_Consigne_: Dans le texte sur la chaleur en ville, relevez tout ce qui, d'après lui, stocke la chaleur dans les villes.

Bien plus qu’un cha­peau de paille 

On peut se pro­té­ger des rayons directs du soleil avec un cha­peau, mais pas de la cha­leur… Si implan­ter de forêts urbaines est abso­lu­ment insuf­fi­sant pour empê­cher le chan­ge­ment cli­ma­tique, cela consti­tue un espoir d’en souf­frir moins , en par­ti­cu­lier dans les villes, où car­ros­se­ries de voi­ture, façades et revê­te­ment de sols stockent la cha­leur. Comme l’ex­plique The­resa Crys­mann :«Il fait plus frais dans la ver­dure. Qu’elle soit grande ou petite, chaque plate contri­bue à faire bais­ser la tem­pé­ra­ture ambiante. L’hu­mi­dité s’é­va­pore de ses feuilles, ce qui refroi­dit l’air. Plus il y a de ver­dure, plus cet effet est fort […] Tou­te­fois, pour faire bais­ser le plus pos­sible la tem­pé­ra­ture en ville, même dans un petit espace et à l’é­cart des grandes espaces ouverts, c’est sur­tout l’ombre qui aide.» Elle conti­nue : » Une étude récente de l’EPFZ le montre : en Europe cen­trale, la dif­fé­rence de tem­pé­ra­ture moyenne entre les sur­faces urbaines avec et sans arbres est de dix degrés.»

_Données fournies_:
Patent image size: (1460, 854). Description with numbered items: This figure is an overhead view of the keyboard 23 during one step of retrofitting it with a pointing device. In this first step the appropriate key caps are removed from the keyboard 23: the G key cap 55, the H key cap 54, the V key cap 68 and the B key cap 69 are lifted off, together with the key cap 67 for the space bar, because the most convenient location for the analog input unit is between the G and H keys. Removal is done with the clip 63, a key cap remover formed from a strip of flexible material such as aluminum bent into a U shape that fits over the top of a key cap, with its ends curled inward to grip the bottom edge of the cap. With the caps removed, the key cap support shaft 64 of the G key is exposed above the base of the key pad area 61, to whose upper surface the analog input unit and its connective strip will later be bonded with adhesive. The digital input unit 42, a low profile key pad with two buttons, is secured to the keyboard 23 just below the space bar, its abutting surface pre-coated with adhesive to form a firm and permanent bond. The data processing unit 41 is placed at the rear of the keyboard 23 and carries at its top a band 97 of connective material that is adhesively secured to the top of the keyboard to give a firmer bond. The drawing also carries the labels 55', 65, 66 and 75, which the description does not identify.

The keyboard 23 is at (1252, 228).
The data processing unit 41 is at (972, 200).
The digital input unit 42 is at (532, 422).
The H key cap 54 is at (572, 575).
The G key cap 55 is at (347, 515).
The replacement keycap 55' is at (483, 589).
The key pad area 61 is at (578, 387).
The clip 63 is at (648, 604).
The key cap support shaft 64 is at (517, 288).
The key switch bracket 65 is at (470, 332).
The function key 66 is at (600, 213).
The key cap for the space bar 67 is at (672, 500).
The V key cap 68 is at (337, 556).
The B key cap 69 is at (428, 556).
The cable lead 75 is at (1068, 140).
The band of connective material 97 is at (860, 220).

_Réponse_: Les carrosseries de voiture, les façades et le revêtement de sols.